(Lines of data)
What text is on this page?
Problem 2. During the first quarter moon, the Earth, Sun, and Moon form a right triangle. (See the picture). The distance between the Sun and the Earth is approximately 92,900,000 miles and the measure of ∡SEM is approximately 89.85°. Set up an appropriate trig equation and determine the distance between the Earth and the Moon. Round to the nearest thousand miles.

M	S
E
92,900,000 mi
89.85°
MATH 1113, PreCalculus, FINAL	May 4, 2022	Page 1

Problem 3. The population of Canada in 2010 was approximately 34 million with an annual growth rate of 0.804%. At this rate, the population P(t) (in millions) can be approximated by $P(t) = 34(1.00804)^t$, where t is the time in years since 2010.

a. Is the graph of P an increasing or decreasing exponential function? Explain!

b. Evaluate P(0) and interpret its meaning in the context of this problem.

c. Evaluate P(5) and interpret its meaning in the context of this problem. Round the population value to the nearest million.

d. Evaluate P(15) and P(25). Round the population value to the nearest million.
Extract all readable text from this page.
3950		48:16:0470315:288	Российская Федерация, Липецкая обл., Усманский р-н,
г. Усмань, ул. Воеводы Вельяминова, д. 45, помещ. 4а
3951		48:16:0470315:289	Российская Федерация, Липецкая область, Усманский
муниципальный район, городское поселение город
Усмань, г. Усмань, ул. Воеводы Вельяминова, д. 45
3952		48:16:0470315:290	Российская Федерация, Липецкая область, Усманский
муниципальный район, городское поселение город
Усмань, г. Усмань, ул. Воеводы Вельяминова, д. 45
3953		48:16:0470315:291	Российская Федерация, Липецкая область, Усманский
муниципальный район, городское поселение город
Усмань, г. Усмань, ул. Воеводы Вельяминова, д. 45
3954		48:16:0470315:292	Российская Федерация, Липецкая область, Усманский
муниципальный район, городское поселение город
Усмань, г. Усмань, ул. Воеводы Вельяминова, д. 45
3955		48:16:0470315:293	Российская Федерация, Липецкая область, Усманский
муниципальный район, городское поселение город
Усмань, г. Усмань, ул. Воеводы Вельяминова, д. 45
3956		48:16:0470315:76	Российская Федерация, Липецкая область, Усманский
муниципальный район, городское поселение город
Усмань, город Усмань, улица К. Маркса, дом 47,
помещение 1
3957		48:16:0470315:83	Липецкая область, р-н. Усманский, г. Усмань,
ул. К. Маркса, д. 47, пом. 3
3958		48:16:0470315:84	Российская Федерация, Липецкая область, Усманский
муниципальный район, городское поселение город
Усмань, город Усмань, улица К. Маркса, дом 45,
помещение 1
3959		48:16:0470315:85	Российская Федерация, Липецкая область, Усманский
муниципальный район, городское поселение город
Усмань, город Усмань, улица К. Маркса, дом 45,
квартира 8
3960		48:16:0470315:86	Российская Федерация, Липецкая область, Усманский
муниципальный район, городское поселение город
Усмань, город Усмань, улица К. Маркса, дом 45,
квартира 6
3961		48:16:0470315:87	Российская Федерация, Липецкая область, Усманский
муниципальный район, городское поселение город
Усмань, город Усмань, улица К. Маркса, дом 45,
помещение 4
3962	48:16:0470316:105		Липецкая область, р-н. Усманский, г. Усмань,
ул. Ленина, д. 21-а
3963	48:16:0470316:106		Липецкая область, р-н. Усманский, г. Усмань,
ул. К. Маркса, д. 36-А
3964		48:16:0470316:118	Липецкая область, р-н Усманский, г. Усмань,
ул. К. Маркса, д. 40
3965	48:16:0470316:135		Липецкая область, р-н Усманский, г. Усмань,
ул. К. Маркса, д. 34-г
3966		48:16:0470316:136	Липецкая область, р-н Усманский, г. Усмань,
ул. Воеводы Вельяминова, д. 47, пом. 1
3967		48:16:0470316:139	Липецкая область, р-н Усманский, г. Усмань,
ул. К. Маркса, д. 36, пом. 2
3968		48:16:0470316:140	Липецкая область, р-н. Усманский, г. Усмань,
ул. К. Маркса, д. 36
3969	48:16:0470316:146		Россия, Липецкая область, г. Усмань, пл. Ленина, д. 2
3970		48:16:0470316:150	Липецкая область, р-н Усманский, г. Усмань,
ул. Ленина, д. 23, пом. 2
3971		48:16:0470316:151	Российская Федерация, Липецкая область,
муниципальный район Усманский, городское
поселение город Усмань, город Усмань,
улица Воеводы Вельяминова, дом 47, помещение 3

**THE PROBLEM:** Restate all of the entries exactly, please.

**FINAL RESULT:**
What text is on this page?
Problem 2. During the first quarter moon, the Earth, Sun, and Moon form a right triangle. (See the picture). The distance between the Sun and the Earth is approximately 92,900,000 miles and the measure of ∡SEM is approximately 89.85°. Set up an appropriate trig equation and determine the distance between the Earth and the Moon. Round to the nearest thousand miles.

M	S
E
92,900,000 mi
89.85°
MATH 1113, PreCalculus, FINAL	May 4, 2022	Page 1

Problem 3. The population of Canada in 2010 was approximately 34 million with an annual growth rate of 0.804%. At this rate, the population P(t) (in millions) can be approximated by $P(t) = 34(1.00804)^t$, where t is the time in years since 2010.

a. Is the graph of P an increasing or decreasing exponential function? Explain!

b. Evaluate P(0) and interpret its meaning in the context of this problem.

c. Evaluate P(5) and interpret its meaning in the context of this problem. Round the population value to the nearest million.

d. Evaluate P(15) and P(25). Round the population value to the nearest million.
Extract all readable text from this page.
3950		48:16:0470315:288	Российская Федерация, Липецкая обл., Усманский р-н,
г. Усмань, ул. Воеводы Вельяминова, д. 45, помещ. 4а
3951		48:16:0470315:289	Российская Федерация, Липецкая область, Усманский
муниципальный район, городское поселение город
Усмань, г. Усмань, ул. Воеводы Вельяминова, д. 45
3952		48:16:0470315:290	Российская Федерация, Липецкая область, Усманский
муниципальный район, городское поселение город
Усмань, г. Усмань, ул. Воеводы Вельяминова, д. 45
3953		48:16:0470315:291	Российская Федерация, Липецкая область, Усманский
муниципальный район, городское поселение город
Усмань, г. Усмань, ул. Воеводы Вельяминова, д. 45
3954		48:16:0470315:292	Российская Федерация, Липецкая область, Усманский
муниципальный район, городское поселение город
Усмань, г. Усмань, ул. Воеводы Вельяминова, д. 45
3955		48:16:0470315:293	Российская Федерация, Липецкая область, Усманский
муниципальный район, городское поселение город
Усмань, г. Усмань, ул. Воеводы Вельяминова, д. 45
3956		48:16:0470315:76	Российская Федерация, Липецкая область, Усманский
муниципальный район, городское поселение город
Усмань, город Усмань, улица К. Маркса, дом 47,
помещение 1
3957		48:16:0470315:83	Липецкая область, р-н. Усманский, г. Усмань,
ул. К. Маркса, д. 47, пом. 3
3958		48:16:0470315:84	Российская Федерация, Липецкая область, Усманский
муниципальный район, городское поселение город
Усмань, город Усмань, улица К. Маркса, дом 45,
помещение 1
3959		48:16:0470315:85	Российская Федерация, Липецкая область, Усманский
муниципальный район, городское поселение город
Усмань, город Усмань, улица К. Маркса, дом 45,
квартира 8
3960		48:16:0470315:86	Российская Федерация, Липецкая область, Усманский
муниципальный район, городское поселение город
Усмань, город Усмань, улица К. Маркса, дом 45,
квартира 6
3961		48:16:0470315:87	Российская Федерация, Липецкая область, Усманский
муниципальный район, городское поселение город
Усмань, город Усмань, улица К. Маркса, дом 45,
помещение 4
3962	48:16:0470316:105		Липецкая область, р-н. Усманский, г. Усмань,
ул. Ленина, д. 21-а
3963	48:16:0470316:106		Липецкая область, р-н. Усманский, г. Усмань,
ул. К. Маркса, д. 36-А
3964		48:16:0470316:118	Липецкая область, р-н Усманский, г. Усмань,
ул. К. Маркса, д. 40
3965	48:16:0470316:135		Липецкая область, р-н Усманский, г. Усмань,
ул. К. Маркса, д. 34-г
3966		48:16:0470316:136	Липецкая область, р-н Усманский, г. Усмань,
ул. Воеводы Вельяминова, д. 47, пом. 1
3967		48:16:0470316:139	Липецкая область, р-н Усманский, г. Усмань,
ул. К. Маркса, д. 36, пом. 2
3968		48:16:0470316:140	Липецкая область, р-н. Усманский, г. Усмань,
ул. К. Маркса, д. 36
3969	48:16:0470316:146		Россия, Липецкая область, г. Усмань, пл. Ленина, д. 2
3970		48:16:0470316:150	Липецкая область, р-н Усманский, г. Усмань,
ул. Ленина, д. 23, пом. 2
3971		48:16:0470316:151	Российская Федерация, Липецкая область,
муниципальный район Усманский, городское
поселение город Усмань, город Усмань,
улица Воеводы Вельяминова, дом 47, помещение 3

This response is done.